• Challenge:
Each record is to be transcribed exactly.

• Material supplied:
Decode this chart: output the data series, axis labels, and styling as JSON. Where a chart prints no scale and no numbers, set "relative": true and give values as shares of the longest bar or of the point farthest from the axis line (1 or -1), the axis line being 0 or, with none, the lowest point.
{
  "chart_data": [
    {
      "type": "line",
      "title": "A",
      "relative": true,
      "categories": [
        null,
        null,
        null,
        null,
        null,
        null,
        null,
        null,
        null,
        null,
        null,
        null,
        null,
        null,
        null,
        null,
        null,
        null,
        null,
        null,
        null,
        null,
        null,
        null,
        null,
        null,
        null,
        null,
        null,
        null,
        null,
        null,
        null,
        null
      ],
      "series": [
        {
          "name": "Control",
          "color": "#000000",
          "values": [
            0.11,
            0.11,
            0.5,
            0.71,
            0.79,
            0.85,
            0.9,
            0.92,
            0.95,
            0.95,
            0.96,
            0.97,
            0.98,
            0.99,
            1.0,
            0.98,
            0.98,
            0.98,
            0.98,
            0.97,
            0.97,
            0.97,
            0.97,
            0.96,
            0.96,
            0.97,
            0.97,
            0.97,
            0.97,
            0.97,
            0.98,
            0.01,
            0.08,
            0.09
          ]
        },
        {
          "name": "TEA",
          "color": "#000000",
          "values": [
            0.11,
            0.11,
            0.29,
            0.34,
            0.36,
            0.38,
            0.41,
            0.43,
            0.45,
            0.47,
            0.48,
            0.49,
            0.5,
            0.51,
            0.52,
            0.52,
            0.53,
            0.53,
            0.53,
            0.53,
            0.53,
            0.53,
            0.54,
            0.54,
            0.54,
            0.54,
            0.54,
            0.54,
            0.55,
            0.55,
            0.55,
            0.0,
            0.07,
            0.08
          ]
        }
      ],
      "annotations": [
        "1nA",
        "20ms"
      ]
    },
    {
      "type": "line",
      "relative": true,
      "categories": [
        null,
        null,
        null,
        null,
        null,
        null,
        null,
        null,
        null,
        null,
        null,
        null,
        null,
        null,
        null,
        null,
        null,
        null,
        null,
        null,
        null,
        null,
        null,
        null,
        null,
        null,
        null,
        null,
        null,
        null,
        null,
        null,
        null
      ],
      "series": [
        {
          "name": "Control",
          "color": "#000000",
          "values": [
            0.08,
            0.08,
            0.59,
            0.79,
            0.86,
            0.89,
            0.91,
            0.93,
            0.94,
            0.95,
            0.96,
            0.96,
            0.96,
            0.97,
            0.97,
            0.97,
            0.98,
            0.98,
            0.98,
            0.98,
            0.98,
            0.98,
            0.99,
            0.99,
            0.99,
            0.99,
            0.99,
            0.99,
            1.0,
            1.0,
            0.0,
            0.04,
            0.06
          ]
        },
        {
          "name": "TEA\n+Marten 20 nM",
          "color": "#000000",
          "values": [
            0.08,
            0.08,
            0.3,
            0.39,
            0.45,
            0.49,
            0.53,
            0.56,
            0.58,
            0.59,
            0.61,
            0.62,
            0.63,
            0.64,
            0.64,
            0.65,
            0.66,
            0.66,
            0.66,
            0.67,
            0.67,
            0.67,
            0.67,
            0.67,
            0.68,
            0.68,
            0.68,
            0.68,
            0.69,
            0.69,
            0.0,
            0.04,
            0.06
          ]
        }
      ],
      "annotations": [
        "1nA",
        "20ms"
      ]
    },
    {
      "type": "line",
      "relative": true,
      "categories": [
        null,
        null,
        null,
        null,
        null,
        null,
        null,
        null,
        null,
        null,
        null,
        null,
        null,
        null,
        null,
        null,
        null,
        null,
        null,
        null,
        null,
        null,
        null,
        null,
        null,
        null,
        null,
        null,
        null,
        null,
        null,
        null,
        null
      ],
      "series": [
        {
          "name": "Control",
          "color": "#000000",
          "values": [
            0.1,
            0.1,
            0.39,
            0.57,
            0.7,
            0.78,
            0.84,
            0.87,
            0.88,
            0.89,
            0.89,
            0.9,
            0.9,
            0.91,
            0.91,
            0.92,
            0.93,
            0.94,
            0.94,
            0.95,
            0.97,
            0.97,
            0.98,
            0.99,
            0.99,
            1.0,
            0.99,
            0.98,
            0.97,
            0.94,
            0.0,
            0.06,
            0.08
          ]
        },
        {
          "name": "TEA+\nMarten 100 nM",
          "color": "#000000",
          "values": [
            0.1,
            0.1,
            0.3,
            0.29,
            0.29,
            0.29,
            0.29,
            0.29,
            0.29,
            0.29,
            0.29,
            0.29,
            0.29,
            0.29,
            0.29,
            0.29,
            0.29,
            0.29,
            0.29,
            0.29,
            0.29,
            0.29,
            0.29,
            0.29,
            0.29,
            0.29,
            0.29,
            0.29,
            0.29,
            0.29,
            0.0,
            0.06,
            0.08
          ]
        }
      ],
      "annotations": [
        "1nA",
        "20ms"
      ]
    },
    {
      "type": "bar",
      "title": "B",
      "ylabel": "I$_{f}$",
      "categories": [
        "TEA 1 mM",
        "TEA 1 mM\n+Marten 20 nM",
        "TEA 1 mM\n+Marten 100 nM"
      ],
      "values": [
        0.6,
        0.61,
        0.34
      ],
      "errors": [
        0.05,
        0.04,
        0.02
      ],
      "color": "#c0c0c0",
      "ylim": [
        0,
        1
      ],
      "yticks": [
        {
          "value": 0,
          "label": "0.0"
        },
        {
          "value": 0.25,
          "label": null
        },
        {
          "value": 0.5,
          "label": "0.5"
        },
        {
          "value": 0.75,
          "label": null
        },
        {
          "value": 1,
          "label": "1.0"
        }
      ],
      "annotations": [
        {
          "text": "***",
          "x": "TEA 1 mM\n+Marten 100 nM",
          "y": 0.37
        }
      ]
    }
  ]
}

• Response to the exercise:
Decode this chart: output the data series, axis labels, and styling as JSON. Where a chart prints no scale and no numbers, set "relative": true and give values as shares of the longest bar or of the point farthest from the axis line (1 or -1), the axis line being 0 or, with none, the lowest point.
{
  "chart_data": [
    {
      "type": "line",
      "title": "A",
      "relative": true,
      "categories": [
        null,
        null,
        null,
        null,
        null,
        null,
        null,
        null,
        null,
        null,
        null,
        null,
        null,
        null,
        null,
        null,
        null,
        null,
        null,
        null,
        null,
        null,
        null,
        null,
        null,
        null,
        null,
        null,
        null,
        null,
        null,
        null,
        null,
        null
      ],
      "series": [
        {
          "name": "Control",
          "color": "#000000",
          "values": [
            0.11,
            0.11,
            0.5,
            0.71,
            0.79,
            0.85,
            0.9,
            0.92,
            0.95,
            0.95,
            0.96,
            0.97,
            0.98,
            0.99,
            1.0,
            0.98,
            0.98,
            0.98,
            0.98,
            0.97,
            0.97,
            0.97,
            0.97,
            0.96,
            0.96,
            0.97,
            0.97,
            0.97,
            0.97,
            0.97,
            0.98,
            0.01,
            0.08,
            0.09
          ]
        },
        {
          "name": "TEA",
          "color": "#000000",
          "values": [
            0.11,
            0.11,
            0.29,
            0.34,
            0.36,
            0.38,
            0.41,
            0.43,
            0.45,
            0.47,
            0.48,
            0.49,
            0.5,
            0.51,
            0.52,
            0.52,
            0.53,
            0.53,
            0.53,
            0.53,
            0.53,
            0.53,
            0.54,
            0.54,
            0.54,
            0.54,
            0.54,
            0.54,
            0.55,
            0.55,
            0.55,
            0.0,
            0.07,
            0.08
          ]
        }
      ],
      "annotations": [
        "1nA",
        "20ms"
      ]
    },
    {
      "type": "line",
      "relative": true,
      "categories": [
        null,
        null,
        null,
        null,
        null,
        null,
        null,
        null,
        null,
        null,
        null,
        null,
        null,
        null,
        null,
        null,
        null,
        null,
        null,
        null,
        null,
        null,
        null,
        null,
        null,
        null,
        null,
        null,
        null,
        null,
        null,
        null,
        null
      ],
      "series": [
        {
          "name": "Control",
          "color": "#000000",
          "values": [
            0.08,
            0.08,
            0.59,
            0.79,
            0.86,
            0.89,
            0.91,
            0.93,
            0.94,
            0.95,
            0.96,
            0.96,
            0.96,
            0.97,
            0.97,
            0.97,
            0.98,
            0.98,
            0.98,
            0.98,
            0.98,
            0.98,
            0.99,
            0.99,
            0.99,
            0.99,
            0.99,
            0.99,
            1.0,
            1.0,
            0.0,
            0.04,
            0.06
          ]
        },
        {
          "name": "TEA\n+Marten 20 nM",
          "color": "#000000",
          "values": [
            0.08,
            0.08,
            0.3,
            0.39,
            0.45,
            0.49,
            0.53,
            0.56,
            0.58,
            0.59,
            0.61,
            0.62,
            0.63,
            0.64,
            0.64,
            0.65,
            0.66,
            0.66,
            0.66,
            0.67,
            0.67,
            0.67,
            0.67,
            0.67,
            0.68,
            0.68,
            0.68,
            0.68,
            0.69,
            0.69,
            0.0,
            0.04,
            0.06
          ]
        }
      ],
      "annotations": [
        "1nA",
        "20ms"
      ]
    },
    {
      "type": "line",
      "relative": true,
      "categories": [
        null,
        null,
        null,
        null,
        null,
        null,
        null,
        null,
        null,
        null,
        null,
        null,
        null,
        null,
        null,
        null,
        null,
        null,
        null,
        null,
        null,
        null,
        null,
        null,
        null,
        null,
        null,
        null,
        null,
        null,
        null,
        null,
        null
      ],
      "series": [
        {
          "name": "Control",
          "color": "#000000",
          "values": [
            0.1,
            0.1,
            0.39,
            0.57,
            0.7,
            0.78,
            0.84,
            0.87,
            0.88,
            0.89,
            0.89,
            0.9,
            0.9,
            0.91,
            0.91,
            0.92,
            0.93,
            0.94,
            0.94,
            0.95,
            0.97,
            0.97,
            0.98,
            0.99,
            0.99,
            1.0,
            0.99,
            0.98,
            0.97,
            0.94,
            0.0,
            0.06,
            0.08
          ]
        },
        {
          "name": "TEA+\nMarten 100 nM",
          "color": "#000000",
          "values": [
            0.1,
            0.1,
            0.3,
            0.29,
            0.29,
            0.29,
            0.29,
            0.29,
            0.29,
            0.29,
            0.29,
            0.29,
            0.29,
            0.29,
            0.29,
            0.29,
            0.29,
            0.29,
            0.29,
            0.29,
            0.29,
            0.29,
            0.29,
            0.29,
            0.29,
            0.29,
            0.29,
            0.29,
            0.29,
            0.29,
            0.0,
            0.06,
            0.08
          ]
        }
      ],
      "annotations": [
        "1nA",
        "20ms"
      ]
    },
    {
      "type": "bar",
      "title": "B",
      "ylabel": "I$_{f}$",
      "categories": [
        "TEA 1 mM",
        "TEA 1 mM\n+Marten 20 nM",
        "TEA 1 mM\n+Marten 100 nM"
      ],
      "values": [
        0.6,
        0.61,
        0.34
      ],
      "errors": [
        0.05,
        0.04,
        0.02
      ],
      "color": "#c0c0c0",
      "ylim": [
        0,
        1
      ],
      "yticks": [
        {
          "value": 0,
          "label": "0.0"
        },
        {
          "value": 0.25,
          "label": null
        },
        {
          "value": 0.5,
          "label": "0.5"
        },
        {
          "value": 0.75,
          "label": null
        },
        {
          "value": 1,
          "label": "1.0"
        }
      ],
      "annotations": [
        {
          "text": "***",
          "x": "TEA 1 mM\n+Marten 100 nM",
          "y": 0.37
        }
      ]
    }
  ]
}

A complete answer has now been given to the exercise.